*Required work*. Look through the data below and say how many of its lines contain "Wasserstoff", adding nothing else.

···

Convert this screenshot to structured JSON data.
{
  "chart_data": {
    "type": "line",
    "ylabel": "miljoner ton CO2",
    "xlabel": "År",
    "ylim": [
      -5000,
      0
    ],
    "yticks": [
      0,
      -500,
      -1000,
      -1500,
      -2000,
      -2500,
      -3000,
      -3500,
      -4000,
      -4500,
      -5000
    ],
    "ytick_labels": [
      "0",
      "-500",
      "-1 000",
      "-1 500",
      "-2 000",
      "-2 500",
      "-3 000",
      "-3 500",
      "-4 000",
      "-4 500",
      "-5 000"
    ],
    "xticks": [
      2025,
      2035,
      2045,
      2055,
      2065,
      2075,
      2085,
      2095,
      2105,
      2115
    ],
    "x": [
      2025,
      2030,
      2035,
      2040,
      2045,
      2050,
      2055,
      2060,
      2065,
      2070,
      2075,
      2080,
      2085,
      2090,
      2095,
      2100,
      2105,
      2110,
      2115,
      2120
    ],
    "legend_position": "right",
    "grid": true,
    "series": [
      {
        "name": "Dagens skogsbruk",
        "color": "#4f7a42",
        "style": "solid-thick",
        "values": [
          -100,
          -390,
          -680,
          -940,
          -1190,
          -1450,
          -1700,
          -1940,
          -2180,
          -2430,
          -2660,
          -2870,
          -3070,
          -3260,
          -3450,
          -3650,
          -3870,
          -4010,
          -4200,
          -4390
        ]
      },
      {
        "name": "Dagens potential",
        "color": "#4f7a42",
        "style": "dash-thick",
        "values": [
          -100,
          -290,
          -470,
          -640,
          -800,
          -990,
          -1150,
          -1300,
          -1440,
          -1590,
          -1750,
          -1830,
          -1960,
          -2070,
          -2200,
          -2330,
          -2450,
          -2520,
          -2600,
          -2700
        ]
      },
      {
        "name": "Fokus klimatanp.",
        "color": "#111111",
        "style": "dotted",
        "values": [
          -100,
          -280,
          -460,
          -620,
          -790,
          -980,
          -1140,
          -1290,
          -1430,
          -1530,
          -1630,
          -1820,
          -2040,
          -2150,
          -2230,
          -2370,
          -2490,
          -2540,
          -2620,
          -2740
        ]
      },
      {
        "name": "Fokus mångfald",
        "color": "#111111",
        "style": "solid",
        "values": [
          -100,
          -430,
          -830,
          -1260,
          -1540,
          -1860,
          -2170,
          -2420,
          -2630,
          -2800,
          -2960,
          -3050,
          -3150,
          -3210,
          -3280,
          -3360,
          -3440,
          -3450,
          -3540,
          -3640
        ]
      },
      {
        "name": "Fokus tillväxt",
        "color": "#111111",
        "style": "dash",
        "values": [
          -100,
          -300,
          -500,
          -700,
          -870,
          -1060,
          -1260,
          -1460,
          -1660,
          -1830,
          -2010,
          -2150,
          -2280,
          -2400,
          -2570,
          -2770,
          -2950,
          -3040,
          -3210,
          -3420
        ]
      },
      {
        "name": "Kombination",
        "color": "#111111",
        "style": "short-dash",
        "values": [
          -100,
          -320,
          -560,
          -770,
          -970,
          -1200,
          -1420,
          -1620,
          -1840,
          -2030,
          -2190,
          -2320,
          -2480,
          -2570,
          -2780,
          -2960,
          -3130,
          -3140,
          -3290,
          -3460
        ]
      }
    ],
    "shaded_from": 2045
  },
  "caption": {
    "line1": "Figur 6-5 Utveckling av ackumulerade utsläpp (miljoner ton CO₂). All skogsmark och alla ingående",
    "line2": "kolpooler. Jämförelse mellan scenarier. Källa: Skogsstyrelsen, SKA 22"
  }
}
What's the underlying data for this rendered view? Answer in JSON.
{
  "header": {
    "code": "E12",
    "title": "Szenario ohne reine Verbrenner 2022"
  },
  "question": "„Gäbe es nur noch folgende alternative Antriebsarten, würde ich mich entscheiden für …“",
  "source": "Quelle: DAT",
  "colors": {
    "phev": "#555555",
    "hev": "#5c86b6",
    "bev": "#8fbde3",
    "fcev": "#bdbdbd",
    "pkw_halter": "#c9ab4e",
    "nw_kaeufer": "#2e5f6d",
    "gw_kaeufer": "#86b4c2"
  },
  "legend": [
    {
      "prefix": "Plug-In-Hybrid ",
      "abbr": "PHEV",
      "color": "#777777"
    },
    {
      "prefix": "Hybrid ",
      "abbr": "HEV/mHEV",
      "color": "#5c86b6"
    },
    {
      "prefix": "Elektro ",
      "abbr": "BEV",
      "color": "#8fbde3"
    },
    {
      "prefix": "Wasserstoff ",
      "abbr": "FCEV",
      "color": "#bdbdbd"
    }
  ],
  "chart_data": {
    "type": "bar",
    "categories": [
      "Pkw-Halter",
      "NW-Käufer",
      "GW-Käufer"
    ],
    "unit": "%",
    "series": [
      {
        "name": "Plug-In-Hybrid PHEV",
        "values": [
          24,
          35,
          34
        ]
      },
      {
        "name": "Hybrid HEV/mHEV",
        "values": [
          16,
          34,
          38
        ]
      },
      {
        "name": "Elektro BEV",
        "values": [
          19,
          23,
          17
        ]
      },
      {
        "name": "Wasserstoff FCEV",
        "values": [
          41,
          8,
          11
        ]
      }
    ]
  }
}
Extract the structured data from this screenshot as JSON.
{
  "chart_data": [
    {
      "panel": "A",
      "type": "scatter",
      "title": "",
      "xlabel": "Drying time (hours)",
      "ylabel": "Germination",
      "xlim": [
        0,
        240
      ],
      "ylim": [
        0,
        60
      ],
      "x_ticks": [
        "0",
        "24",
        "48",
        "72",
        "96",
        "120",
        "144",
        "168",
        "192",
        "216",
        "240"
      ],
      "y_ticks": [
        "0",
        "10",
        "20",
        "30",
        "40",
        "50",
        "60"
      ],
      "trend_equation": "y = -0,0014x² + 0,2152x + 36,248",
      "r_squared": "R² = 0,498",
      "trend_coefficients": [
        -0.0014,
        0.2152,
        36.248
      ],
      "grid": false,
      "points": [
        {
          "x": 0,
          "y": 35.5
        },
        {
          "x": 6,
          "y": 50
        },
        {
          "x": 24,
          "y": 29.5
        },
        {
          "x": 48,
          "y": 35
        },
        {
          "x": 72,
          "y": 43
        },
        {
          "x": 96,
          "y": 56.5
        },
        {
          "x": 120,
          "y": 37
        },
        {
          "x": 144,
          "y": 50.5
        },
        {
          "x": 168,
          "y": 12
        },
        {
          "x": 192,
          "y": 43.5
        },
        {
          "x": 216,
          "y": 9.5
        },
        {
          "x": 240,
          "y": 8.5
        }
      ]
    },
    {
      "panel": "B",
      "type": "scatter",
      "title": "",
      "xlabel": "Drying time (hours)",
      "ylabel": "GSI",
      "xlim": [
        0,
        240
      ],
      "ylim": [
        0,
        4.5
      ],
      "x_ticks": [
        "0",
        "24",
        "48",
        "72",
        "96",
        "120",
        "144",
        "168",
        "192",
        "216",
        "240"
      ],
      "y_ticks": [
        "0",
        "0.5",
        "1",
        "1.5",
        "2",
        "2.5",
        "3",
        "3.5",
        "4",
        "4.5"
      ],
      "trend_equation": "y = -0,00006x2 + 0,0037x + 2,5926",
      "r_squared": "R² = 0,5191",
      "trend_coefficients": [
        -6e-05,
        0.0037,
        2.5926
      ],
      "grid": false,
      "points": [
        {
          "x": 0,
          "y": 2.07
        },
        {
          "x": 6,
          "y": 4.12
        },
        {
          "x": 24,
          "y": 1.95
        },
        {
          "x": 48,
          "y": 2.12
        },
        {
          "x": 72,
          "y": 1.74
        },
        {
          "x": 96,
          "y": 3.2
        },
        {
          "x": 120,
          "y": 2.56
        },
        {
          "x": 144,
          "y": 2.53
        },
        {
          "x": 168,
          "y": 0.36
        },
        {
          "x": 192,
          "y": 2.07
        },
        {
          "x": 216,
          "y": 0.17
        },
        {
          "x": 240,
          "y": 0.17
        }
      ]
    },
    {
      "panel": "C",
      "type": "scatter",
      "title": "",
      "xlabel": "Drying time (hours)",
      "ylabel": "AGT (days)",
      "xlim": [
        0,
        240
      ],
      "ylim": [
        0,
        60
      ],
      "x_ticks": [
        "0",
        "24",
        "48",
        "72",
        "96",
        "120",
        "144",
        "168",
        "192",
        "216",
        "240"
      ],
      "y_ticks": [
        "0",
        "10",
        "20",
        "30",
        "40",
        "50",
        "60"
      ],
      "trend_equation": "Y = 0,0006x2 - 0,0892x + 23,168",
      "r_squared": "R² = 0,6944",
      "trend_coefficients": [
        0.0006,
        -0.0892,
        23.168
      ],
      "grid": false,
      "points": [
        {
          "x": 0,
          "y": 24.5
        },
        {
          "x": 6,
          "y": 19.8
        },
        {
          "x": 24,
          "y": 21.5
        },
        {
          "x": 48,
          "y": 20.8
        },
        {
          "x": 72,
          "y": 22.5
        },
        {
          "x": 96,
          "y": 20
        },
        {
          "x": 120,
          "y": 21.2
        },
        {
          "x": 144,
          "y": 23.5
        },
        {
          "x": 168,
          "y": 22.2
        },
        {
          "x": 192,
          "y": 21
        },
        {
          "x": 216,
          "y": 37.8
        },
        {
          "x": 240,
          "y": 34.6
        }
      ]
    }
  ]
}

···

*Response to the task*. 2